* _WHAT YOU ARE ASKED TO DO_: In the data, extract each line that holds the string "Humans".

* _DATA FOR THE TASK_:
%%

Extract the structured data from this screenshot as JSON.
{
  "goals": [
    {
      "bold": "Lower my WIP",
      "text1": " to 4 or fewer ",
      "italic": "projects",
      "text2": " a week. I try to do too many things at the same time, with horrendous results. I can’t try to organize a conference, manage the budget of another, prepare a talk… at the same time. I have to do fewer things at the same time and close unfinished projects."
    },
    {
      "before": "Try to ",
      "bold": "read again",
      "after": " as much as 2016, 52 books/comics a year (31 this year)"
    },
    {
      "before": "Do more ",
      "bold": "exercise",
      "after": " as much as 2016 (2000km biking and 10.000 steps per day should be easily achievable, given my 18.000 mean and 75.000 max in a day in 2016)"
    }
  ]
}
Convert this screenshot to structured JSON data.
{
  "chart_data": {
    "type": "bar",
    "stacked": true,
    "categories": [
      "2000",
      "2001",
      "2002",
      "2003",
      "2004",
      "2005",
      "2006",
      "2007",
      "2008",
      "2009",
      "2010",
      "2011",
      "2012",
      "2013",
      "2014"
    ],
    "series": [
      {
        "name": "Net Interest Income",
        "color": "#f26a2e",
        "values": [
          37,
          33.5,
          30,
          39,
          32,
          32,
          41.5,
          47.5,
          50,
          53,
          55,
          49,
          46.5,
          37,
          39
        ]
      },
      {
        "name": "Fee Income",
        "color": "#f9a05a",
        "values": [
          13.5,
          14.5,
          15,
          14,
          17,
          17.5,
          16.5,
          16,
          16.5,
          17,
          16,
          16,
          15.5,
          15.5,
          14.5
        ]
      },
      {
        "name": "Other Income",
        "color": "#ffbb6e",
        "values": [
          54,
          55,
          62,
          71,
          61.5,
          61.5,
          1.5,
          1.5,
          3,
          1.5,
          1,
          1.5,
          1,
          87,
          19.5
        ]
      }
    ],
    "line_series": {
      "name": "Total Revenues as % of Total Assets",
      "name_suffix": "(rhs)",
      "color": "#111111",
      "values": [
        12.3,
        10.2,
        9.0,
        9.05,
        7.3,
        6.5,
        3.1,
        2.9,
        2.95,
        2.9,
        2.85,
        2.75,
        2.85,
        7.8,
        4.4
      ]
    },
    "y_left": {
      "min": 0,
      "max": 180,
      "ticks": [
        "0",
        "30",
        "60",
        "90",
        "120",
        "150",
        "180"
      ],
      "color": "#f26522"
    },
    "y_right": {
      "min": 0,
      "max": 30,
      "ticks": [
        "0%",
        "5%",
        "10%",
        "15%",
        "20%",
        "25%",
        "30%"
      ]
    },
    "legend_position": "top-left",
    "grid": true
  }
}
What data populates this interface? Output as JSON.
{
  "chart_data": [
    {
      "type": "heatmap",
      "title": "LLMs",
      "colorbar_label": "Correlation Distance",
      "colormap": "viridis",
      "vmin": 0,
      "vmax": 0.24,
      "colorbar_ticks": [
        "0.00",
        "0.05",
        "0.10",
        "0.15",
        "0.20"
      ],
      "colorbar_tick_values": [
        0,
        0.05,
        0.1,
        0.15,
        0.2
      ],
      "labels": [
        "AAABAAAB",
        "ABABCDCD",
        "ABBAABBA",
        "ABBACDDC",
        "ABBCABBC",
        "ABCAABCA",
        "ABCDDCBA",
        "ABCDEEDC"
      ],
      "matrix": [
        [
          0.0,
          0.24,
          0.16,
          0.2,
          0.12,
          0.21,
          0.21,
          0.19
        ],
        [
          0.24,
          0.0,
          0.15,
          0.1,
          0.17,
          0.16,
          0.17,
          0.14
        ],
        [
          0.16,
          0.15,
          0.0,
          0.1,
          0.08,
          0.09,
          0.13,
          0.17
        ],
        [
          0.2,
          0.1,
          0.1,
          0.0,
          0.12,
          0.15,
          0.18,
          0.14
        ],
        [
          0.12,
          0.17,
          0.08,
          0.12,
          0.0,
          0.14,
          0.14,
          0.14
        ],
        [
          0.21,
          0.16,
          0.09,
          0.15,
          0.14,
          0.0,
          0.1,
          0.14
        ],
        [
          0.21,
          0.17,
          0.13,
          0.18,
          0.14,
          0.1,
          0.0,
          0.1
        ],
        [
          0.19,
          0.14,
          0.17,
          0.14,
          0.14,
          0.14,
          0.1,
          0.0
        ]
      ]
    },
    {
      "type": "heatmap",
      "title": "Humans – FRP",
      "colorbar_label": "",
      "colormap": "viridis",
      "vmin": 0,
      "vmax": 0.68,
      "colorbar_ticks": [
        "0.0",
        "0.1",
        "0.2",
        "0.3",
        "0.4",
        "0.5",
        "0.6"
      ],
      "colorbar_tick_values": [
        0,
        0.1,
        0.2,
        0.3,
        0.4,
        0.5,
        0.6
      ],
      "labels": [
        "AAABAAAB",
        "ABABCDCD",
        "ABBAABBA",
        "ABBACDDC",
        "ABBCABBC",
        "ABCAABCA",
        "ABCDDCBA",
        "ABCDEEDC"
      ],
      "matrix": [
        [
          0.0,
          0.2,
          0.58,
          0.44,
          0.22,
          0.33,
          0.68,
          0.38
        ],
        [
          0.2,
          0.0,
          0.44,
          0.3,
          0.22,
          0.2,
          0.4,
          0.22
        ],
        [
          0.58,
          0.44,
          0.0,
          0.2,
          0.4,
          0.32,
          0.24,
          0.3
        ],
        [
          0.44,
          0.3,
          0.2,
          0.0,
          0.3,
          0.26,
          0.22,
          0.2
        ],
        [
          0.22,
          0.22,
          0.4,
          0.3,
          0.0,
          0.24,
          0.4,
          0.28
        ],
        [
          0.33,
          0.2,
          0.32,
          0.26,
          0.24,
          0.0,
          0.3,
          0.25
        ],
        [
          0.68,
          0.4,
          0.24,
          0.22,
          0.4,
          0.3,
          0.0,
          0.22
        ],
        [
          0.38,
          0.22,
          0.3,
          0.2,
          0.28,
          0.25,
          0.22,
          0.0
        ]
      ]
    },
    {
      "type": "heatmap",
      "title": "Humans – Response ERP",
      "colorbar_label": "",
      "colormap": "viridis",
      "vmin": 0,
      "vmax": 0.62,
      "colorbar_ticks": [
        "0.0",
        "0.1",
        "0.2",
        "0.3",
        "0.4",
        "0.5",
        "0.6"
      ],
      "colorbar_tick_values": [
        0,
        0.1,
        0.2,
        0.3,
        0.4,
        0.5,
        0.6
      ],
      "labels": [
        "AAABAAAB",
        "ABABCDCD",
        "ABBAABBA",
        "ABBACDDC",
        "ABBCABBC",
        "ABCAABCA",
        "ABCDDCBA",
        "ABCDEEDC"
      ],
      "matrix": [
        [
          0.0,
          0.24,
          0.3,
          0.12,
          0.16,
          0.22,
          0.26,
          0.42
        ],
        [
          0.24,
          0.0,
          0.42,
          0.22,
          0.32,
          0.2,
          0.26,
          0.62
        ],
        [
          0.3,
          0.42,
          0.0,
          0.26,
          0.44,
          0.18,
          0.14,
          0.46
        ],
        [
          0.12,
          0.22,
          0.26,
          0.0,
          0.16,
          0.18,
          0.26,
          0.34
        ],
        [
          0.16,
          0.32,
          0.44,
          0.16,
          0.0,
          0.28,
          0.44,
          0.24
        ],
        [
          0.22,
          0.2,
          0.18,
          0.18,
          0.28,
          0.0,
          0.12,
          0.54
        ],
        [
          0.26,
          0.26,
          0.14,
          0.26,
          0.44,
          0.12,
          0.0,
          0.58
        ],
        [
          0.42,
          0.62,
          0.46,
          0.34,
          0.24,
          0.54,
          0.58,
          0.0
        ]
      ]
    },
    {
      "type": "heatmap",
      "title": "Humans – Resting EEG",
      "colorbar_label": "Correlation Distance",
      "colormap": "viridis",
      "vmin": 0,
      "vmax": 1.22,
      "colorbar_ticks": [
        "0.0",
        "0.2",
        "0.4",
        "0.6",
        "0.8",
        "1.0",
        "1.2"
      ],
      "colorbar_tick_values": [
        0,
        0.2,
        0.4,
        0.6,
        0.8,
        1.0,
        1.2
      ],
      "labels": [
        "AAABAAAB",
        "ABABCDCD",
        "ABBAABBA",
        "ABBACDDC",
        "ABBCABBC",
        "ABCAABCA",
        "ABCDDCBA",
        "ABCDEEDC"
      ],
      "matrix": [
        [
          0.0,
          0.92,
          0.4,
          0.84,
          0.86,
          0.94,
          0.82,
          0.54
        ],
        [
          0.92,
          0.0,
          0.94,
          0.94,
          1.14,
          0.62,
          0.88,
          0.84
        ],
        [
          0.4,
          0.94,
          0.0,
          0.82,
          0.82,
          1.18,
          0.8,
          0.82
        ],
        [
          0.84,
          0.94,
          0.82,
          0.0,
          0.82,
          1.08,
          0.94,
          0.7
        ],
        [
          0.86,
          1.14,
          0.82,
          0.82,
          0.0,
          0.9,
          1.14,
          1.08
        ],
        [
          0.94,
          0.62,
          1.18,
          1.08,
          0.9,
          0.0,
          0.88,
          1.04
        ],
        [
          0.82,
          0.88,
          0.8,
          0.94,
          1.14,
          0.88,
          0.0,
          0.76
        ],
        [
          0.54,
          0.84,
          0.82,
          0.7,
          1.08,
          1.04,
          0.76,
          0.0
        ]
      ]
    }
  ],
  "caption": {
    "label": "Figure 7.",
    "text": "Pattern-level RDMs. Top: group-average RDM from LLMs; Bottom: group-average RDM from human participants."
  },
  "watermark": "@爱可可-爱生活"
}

%%

* _COMPLETED EXERCISE_:
      "title": "Humans – FRP",
      "title": "Humans – Response ERP",
      "title": "Humans – Resting EEG",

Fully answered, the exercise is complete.